• THE PROBLEM
Determine how many lines contain the string "JSON". Reply with that figure and nothing else.

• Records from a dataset
• • • •

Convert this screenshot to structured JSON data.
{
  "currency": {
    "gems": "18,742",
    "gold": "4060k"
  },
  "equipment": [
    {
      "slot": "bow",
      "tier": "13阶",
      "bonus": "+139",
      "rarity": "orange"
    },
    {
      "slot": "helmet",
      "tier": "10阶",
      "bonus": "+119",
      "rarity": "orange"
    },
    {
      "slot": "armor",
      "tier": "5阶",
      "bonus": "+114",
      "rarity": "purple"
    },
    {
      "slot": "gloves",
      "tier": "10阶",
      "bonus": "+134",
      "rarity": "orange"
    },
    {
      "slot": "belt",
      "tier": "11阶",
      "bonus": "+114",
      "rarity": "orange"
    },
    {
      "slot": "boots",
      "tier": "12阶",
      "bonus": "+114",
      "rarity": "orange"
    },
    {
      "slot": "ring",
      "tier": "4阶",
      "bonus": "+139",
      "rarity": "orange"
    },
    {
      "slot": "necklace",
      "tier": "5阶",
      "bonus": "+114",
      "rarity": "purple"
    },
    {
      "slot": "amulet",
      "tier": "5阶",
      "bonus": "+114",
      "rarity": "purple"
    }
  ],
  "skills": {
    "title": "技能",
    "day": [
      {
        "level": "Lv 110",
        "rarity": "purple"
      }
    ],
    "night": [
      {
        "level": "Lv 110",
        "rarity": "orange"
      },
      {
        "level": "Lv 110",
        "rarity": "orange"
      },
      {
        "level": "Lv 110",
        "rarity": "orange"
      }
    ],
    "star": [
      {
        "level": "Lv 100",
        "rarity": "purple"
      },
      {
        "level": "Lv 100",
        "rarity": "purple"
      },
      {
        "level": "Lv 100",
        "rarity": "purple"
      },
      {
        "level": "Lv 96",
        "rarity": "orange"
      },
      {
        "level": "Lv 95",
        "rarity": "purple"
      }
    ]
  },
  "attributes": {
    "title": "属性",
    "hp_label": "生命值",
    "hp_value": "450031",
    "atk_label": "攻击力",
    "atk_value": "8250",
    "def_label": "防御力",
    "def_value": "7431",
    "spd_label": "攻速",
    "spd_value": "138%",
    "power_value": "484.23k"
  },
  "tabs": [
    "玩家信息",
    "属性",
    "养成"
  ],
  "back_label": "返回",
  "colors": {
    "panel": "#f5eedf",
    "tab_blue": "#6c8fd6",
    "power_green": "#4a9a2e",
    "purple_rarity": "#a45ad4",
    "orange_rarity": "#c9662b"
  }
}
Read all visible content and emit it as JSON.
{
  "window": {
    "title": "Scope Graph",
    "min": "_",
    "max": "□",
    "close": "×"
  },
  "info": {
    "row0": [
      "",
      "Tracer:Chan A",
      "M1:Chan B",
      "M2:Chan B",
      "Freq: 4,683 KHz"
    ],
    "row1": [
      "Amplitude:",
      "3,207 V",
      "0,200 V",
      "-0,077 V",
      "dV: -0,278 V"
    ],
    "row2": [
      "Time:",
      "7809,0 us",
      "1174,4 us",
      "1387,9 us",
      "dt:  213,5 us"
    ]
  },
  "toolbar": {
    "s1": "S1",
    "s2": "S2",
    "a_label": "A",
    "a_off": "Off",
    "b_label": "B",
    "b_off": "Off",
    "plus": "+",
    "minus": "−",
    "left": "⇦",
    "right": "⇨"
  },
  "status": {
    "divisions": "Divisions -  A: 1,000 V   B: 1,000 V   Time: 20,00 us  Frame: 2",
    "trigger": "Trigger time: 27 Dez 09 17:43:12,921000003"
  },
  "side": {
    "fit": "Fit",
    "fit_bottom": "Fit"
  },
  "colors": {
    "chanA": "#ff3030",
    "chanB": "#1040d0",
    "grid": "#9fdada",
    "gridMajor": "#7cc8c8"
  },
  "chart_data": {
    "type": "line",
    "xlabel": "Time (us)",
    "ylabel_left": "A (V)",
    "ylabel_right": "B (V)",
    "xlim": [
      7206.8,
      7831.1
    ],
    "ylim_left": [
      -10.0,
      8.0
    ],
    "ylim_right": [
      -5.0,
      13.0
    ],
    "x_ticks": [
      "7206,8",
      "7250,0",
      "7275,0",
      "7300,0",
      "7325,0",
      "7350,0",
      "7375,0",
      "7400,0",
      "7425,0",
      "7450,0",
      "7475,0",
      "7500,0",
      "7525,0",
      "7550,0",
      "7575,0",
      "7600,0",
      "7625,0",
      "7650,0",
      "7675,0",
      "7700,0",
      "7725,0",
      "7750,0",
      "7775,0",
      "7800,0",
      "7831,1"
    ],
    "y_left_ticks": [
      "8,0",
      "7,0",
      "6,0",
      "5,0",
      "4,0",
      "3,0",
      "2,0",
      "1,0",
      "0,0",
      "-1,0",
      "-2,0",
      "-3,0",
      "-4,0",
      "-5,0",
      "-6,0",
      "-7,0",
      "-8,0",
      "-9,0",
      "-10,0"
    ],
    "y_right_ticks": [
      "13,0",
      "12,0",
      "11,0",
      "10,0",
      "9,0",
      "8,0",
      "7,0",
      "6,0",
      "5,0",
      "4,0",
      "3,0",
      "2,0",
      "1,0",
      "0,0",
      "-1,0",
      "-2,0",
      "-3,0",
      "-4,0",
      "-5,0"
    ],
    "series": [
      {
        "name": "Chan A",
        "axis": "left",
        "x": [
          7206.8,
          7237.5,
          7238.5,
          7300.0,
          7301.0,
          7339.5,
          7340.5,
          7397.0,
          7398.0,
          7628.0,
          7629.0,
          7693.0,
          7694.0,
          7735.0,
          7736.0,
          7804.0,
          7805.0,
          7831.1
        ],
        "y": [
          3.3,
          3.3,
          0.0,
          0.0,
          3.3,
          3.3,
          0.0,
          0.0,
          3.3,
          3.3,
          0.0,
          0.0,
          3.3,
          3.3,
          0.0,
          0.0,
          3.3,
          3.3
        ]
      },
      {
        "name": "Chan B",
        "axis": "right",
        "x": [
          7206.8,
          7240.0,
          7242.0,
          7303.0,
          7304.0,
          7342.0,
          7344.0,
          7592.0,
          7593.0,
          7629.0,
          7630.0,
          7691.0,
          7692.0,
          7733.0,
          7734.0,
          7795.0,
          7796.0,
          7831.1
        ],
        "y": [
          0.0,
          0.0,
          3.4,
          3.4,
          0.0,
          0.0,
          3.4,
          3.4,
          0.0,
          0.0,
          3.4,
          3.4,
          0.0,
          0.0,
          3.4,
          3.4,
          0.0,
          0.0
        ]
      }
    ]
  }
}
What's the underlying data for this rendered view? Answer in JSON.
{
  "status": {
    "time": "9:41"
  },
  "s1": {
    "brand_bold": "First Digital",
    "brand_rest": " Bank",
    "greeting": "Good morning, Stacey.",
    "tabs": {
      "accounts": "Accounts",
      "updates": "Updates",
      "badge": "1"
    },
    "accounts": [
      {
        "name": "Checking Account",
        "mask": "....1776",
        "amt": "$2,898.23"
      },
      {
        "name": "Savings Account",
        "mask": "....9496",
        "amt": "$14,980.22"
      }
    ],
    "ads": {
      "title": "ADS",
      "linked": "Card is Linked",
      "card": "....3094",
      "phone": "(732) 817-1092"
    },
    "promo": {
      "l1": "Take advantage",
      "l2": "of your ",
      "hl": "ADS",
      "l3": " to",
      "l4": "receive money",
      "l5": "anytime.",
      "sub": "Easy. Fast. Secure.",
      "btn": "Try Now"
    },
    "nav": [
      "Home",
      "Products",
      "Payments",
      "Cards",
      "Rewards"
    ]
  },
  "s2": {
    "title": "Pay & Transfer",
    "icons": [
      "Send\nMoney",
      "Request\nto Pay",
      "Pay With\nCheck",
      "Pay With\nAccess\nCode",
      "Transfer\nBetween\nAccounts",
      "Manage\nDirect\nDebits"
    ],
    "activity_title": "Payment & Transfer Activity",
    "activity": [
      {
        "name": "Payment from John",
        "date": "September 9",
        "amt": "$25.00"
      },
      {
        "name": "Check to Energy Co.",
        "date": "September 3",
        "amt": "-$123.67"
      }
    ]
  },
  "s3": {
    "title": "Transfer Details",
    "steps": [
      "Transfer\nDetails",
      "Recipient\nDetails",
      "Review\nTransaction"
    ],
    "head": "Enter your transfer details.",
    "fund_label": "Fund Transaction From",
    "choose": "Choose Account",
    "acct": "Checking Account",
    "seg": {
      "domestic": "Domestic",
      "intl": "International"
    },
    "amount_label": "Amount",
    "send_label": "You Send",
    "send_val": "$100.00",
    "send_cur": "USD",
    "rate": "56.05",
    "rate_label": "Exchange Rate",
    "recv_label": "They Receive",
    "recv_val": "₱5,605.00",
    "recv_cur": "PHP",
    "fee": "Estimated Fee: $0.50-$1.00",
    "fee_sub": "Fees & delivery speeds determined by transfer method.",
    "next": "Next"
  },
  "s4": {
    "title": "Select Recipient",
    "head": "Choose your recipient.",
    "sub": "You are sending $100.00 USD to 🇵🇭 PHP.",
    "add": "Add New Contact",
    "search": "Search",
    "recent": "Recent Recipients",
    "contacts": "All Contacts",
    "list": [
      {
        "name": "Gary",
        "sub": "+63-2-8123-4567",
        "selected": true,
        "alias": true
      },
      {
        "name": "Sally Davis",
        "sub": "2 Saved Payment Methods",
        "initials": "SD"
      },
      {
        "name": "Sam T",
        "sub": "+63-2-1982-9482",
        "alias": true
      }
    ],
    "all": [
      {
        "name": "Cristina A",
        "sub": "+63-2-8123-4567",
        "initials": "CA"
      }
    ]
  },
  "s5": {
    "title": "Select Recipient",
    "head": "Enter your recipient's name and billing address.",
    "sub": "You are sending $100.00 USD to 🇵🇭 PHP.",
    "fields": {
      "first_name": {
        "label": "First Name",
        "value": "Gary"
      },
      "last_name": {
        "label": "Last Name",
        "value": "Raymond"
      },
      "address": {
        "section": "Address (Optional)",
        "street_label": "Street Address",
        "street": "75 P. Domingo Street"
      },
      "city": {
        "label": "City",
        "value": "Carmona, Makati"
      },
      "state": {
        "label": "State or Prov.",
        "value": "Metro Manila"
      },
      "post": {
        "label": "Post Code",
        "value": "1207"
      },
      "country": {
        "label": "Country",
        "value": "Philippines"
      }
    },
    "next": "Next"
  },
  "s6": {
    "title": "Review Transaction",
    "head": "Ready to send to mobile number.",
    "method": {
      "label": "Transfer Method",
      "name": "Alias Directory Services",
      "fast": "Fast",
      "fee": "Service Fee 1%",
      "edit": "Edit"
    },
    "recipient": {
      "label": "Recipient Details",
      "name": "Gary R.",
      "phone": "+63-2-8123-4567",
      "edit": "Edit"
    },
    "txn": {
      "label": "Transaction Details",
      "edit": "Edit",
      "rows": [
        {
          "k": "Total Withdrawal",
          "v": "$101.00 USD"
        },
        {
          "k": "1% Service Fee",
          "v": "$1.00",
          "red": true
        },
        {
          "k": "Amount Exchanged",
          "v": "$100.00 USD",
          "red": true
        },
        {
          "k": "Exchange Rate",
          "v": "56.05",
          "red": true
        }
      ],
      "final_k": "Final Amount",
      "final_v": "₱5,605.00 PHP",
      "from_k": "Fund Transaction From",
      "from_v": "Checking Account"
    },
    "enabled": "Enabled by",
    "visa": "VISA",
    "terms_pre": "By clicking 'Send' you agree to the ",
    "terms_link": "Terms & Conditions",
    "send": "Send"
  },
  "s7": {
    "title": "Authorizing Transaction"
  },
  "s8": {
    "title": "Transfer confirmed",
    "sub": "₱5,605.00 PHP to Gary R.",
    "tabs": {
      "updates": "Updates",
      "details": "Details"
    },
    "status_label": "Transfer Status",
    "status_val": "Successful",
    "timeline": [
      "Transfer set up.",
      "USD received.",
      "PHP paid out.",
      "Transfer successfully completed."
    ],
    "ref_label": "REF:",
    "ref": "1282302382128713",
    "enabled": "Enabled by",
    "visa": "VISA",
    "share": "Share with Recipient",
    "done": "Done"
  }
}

• • • •

• WRITTEN SOLUTION
3